[Dataset records]
--

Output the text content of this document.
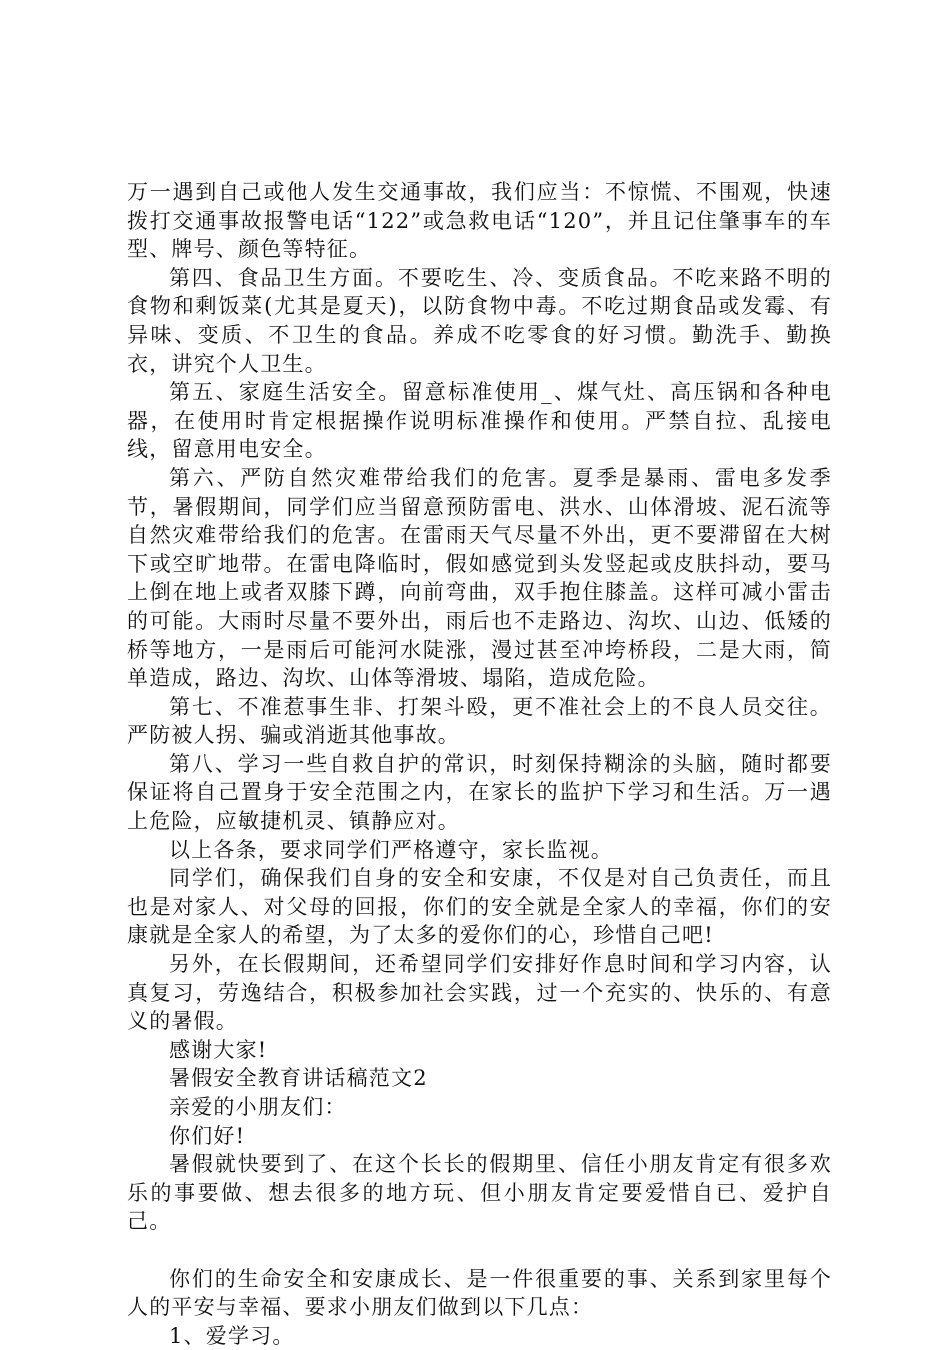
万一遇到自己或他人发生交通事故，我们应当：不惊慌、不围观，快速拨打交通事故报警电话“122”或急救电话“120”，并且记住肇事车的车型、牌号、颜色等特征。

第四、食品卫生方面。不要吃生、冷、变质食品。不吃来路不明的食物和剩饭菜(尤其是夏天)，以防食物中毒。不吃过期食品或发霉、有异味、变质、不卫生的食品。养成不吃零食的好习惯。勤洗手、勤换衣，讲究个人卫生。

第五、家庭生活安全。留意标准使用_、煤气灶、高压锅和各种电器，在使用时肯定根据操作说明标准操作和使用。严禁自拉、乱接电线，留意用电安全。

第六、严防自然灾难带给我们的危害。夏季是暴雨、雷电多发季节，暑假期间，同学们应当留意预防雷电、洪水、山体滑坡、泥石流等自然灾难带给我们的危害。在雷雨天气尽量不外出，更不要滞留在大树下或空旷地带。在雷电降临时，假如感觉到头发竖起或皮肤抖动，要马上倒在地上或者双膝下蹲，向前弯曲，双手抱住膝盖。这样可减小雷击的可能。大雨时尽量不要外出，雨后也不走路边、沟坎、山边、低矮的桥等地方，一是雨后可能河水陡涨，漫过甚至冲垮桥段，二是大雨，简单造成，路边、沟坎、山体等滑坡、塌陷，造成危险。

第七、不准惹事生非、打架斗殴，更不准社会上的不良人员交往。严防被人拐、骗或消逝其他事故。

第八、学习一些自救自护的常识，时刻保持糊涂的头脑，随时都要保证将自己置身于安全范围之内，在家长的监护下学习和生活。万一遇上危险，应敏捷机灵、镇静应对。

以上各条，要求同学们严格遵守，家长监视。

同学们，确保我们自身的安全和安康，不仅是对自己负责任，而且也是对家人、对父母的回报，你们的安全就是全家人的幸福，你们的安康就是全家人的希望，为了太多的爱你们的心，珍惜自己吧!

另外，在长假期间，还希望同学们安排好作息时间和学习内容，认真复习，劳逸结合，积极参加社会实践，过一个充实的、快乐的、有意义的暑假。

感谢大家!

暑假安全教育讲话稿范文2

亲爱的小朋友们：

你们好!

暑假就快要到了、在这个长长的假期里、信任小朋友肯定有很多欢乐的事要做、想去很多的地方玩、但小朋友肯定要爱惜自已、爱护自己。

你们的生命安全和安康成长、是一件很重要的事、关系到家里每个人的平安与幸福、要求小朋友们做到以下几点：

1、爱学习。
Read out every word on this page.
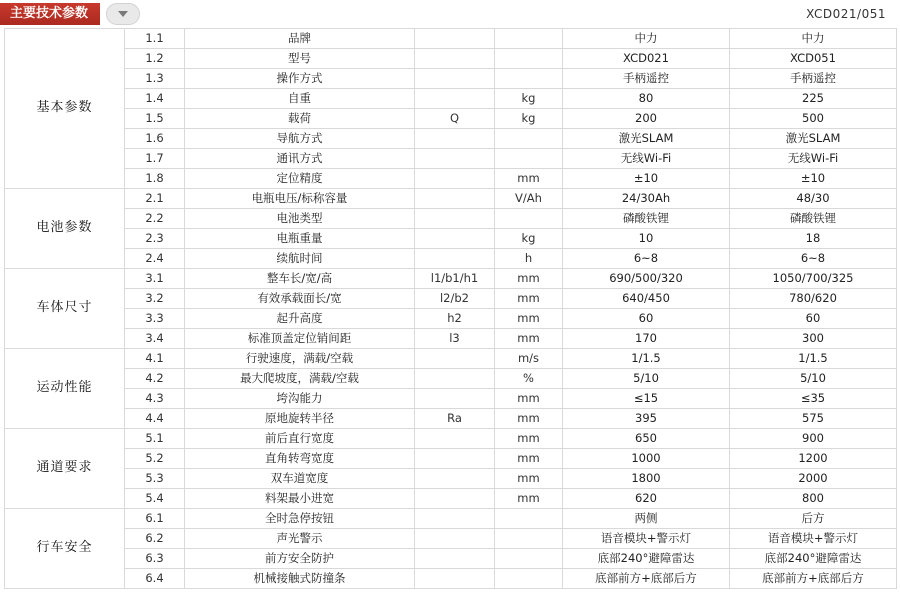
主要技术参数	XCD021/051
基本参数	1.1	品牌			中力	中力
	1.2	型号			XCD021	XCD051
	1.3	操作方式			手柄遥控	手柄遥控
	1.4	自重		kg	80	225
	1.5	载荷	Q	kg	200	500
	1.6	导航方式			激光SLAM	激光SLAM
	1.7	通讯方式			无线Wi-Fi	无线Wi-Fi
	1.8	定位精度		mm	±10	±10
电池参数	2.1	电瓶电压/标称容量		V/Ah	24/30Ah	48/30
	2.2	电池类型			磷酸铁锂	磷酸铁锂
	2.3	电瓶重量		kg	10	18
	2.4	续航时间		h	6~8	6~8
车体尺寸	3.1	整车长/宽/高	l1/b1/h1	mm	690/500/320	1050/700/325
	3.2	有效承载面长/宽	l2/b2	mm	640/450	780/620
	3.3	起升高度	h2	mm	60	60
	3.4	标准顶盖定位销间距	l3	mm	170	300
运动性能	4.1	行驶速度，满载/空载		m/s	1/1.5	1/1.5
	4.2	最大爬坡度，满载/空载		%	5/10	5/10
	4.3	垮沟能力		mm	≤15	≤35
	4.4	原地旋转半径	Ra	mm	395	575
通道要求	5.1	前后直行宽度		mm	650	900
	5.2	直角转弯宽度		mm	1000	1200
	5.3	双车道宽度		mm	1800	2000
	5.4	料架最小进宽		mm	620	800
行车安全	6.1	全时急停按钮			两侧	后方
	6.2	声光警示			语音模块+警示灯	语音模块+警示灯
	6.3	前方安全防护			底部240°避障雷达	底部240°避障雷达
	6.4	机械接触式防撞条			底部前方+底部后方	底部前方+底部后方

--

Scan the listing above and identify each line holding the string "this"; copy every such line.

Output the text content of this document.
Read out every word on this page.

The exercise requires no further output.